§ **THE TASKS**:
**a)** In the biography of Milton Smith Littlefield below, what nickname was he given during the Reconstruction Era?
**b)** Retype part of the Littlefield biography below. Begin at the words that have "Milton Smith Littlefield" and stop after "was never convicted.".
**c)** Extend the biography of Milton Smith Littlefield below, continuing from the point where it stops.

─── ARTICLE

Milton Smith Littlefield (July 19, 1830 – March 7, 1899) was an American businessman dubbed the "Prince of the Carpetbaggers" during the Reconstruction Era. He also served as a Union Army officer during the American Civil War.

Biography
He was born on July 19, 1830, in Ellisburgh, New York. The corruption scandal was brought forth after George W. Swepson and Littlefield defrauded the state by $4 million, after the North Carolina Legislature of granted $27.8 million in Railroad bonds. Along with Swepson, Littlefield was indicted for the fraud but was never convicted.

When the American Civil War broke out in 1861 Littlefield organized a company of infantry, which became Company F of the 14th Illinois Infantry, and was elected as its captain. After serving in the west at Shiloh and Corinth, Littlefield was made Lieutenant Colonel of the new 14th Illinois Cavalry. In 1863 he was sent to the South, briefly commanded the 54th Massachusetts Infantry, a colored unit, and was ordered to recruit black troops. Littlefield raised the 4th South Carolina Infantry(African Descent); whose Colonel he became. When the United States Colored Troops were organized his regiment became the 21st USCT Infantry. On November 26, 1864, Littlefield was given a brevet promotion to brigadier general of Volunteers. He served as brigade and district commander and was mustered out on April 25, 1866. He died on March 7, 1899.

──────
─── RECORD SET

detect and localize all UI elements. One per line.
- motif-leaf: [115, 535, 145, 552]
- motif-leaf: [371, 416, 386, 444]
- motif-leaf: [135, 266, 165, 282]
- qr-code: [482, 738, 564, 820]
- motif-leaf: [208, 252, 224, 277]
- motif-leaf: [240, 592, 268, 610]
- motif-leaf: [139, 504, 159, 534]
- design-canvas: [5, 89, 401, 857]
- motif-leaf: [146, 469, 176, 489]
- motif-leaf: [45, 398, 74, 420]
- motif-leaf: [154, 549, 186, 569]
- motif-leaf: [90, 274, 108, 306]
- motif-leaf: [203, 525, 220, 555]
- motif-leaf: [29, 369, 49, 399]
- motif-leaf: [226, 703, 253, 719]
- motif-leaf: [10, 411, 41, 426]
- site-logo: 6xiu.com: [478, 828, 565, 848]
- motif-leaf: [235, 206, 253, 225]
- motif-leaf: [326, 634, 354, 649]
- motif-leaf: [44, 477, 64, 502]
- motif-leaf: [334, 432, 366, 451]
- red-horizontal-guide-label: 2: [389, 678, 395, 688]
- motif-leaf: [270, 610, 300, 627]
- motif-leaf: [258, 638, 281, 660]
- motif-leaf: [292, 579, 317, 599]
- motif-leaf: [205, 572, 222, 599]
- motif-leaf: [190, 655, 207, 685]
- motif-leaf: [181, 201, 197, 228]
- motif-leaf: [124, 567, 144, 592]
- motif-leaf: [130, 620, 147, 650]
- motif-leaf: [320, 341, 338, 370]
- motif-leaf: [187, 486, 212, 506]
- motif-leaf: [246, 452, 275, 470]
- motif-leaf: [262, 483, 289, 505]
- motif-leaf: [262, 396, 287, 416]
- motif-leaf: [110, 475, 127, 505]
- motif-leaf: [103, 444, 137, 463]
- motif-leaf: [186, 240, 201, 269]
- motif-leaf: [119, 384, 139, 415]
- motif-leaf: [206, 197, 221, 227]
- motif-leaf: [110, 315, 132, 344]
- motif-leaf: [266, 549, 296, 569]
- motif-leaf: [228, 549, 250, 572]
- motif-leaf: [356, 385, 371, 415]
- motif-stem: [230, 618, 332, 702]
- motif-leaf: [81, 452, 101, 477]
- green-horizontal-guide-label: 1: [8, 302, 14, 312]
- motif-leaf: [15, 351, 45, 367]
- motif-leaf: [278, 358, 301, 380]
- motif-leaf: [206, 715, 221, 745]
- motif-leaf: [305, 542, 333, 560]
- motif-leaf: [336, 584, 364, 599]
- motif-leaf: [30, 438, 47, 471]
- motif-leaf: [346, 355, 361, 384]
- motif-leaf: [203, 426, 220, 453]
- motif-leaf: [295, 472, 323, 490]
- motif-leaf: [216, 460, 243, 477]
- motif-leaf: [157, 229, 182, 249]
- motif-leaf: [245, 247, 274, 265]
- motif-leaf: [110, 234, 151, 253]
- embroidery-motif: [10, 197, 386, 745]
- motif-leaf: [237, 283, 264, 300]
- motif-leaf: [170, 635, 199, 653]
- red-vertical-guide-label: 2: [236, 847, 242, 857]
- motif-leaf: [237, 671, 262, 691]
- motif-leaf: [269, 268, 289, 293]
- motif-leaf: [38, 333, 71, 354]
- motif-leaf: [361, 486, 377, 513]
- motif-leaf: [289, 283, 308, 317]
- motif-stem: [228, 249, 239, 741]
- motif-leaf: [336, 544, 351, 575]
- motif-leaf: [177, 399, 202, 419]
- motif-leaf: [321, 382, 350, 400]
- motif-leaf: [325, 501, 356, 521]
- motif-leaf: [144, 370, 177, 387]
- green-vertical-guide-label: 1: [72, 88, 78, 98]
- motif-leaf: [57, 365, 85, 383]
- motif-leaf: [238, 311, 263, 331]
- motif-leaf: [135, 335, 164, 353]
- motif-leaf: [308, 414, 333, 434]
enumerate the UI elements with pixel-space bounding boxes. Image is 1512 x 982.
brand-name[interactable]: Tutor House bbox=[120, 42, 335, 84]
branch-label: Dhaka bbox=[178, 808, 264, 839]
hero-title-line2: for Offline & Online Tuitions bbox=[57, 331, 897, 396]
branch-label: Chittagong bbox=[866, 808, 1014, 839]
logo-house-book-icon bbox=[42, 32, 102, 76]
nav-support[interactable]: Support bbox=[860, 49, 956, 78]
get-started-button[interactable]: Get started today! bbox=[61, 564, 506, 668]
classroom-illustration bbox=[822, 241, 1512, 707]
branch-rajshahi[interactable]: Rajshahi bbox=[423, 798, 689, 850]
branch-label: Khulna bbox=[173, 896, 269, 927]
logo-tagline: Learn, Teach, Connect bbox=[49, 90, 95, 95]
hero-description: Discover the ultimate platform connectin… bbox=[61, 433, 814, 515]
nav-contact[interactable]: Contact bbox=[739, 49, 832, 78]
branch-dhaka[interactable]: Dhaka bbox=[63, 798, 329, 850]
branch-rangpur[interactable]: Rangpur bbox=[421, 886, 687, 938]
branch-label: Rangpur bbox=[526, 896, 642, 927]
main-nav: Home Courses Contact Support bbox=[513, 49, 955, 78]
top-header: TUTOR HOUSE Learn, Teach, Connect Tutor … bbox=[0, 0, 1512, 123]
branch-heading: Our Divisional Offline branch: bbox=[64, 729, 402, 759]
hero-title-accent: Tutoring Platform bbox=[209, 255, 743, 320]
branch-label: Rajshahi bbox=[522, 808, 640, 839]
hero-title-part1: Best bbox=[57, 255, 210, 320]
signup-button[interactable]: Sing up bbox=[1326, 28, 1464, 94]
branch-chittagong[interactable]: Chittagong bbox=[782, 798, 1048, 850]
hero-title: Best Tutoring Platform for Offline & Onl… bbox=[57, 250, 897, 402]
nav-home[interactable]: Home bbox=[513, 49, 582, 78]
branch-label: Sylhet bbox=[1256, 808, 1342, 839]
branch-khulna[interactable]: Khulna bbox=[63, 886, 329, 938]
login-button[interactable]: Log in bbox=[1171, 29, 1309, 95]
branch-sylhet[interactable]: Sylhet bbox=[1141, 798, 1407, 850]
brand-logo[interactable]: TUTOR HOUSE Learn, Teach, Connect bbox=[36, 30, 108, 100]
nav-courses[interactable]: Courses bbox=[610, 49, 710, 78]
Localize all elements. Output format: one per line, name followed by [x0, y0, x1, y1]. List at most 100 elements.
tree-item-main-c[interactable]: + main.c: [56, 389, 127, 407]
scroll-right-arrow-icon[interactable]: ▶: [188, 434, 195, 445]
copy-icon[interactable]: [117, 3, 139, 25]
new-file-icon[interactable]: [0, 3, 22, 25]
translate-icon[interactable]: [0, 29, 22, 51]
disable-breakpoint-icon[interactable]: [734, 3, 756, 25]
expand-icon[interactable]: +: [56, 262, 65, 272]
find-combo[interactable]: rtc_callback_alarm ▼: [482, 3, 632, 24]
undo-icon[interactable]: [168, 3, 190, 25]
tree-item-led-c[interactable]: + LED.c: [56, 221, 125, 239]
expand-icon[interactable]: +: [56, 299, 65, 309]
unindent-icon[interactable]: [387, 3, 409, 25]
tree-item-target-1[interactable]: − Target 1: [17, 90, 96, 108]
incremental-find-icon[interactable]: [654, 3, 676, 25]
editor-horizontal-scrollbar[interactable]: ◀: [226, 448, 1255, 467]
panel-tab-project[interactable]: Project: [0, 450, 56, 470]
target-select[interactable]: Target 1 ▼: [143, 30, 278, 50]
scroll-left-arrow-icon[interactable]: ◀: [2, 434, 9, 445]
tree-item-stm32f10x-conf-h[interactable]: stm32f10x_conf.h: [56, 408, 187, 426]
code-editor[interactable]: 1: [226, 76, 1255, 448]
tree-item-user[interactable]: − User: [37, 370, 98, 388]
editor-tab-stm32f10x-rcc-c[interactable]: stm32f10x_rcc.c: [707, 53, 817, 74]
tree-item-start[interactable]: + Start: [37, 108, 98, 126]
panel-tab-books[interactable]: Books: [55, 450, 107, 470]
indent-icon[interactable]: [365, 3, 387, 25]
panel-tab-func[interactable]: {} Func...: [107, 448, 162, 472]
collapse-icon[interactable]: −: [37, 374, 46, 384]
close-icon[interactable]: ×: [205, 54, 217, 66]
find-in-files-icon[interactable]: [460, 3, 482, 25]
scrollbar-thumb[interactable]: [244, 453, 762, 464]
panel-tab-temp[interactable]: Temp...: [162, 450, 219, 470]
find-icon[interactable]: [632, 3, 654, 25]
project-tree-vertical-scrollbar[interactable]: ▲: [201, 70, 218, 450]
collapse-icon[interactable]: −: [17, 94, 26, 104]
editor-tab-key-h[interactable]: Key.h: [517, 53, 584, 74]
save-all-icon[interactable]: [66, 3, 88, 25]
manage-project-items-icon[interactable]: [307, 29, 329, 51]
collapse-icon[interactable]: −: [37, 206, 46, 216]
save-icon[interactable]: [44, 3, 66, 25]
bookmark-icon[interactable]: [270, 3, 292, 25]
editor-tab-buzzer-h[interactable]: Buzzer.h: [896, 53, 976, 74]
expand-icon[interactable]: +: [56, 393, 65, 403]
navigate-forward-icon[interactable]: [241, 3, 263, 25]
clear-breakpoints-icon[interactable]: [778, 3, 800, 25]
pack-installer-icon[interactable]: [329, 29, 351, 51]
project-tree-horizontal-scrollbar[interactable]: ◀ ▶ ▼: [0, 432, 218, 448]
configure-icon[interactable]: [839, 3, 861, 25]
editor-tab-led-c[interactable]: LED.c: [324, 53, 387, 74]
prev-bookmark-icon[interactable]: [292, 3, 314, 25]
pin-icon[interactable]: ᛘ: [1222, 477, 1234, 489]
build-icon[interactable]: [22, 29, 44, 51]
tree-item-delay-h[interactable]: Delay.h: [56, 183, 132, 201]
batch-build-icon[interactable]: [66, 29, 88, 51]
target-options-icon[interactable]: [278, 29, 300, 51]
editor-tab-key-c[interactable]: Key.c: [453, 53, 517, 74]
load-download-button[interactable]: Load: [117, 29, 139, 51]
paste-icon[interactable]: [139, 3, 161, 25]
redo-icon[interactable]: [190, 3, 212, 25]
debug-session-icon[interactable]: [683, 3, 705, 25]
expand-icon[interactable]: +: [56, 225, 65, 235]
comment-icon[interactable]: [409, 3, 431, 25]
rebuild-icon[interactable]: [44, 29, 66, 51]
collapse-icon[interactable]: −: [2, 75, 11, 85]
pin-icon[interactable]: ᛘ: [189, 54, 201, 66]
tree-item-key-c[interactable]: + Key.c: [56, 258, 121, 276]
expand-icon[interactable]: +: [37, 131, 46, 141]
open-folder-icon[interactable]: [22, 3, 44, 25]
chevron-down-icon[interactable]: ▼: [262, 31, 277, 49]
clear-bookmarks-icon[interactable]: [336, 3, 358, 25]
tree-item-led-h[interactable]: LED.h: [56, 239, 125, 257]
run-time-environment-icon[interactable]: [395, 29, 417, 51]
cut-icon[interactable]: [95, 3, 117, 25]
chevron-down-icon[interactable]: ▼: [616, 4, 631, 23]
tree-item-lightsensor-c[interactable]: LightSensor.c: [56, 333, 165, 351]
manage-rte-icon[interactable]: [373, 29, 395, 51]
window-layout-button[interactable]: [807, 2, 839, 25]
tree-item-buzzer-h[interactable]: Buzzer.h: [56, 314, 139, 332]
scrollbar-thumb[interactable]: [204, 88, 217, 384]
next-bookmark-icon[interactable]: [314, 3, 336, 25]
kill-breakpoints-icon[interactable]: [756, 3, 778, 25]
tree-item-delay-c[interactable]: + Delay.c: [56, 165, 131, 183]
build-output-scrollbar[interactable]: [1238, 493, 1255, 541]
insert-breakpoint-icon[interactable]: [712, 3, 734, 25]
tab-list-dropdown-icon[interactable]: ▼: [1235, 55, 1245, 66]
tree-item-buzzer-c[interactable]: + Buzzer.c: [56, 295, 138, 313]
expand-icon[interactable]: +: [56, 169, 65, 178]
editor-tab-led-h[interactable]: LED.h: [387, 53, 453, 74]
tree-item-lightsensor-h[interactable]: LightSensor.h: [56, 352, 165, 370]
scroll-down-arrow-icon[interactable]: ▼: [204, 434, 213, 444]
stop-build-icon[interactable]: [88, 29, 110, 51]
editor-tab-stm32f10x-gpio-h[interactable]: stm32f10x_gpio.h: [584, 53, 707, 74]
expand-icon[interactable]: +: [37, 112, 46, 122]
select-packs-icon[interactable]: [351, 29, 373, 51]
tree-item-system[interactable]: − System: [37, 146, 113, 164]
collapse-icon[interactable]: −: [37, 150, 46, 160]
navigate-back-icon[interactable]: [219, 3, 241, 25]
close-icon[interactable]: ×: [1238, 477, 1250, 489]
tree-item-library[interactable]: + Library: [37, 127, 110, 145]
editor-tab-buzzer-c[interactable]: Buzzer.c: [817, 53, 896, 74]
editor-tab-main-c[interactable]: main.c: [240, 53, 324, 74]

──────

§ **THE ANSWERS**:
**a)** He was called the "Prince of the Carpetbaggers."

**b)**
Milton Smith Littlefield (July 19, 1830 – March 7, 1899) was an American businessman dubbed the "Prince of the Carpetbaggers" during the Reconstruction Era. He also served as a Union Army officer during the American Civil War.

Biography
He was born on July 19, 1830, in Ellisburgh, New York. The corruption scandal was brought forth after George W. Swepson and Littlefield defrauded the state by $4 million, after the North Carolina Legislature of granted $27.8 million in Railroad bonds. Along with Swepson, Littlefield was indicted for the fraud but was never convicted.

**c)**
Further cases 
According to a court record filed on March 29, 1886, on March 18, 1872, John H. Miller sued Littlefield in Duval County, Florida over a debt of fifty thousand dollars.
His lust for profiteering was exhibited in his Civil War service, having charge of recruitment of black troops in the Department of the South, he sought to have freedmen pressed into service and appropriated the enlistment bounty many of these 'recruits' were due. Allegedly he used these misappropriations to fund these financial schemes.

There were also related findings with the Pensacola, Florida Railroad lines, as well as suits involving Calvin Littlefield, who filed to have the bonds given over to him.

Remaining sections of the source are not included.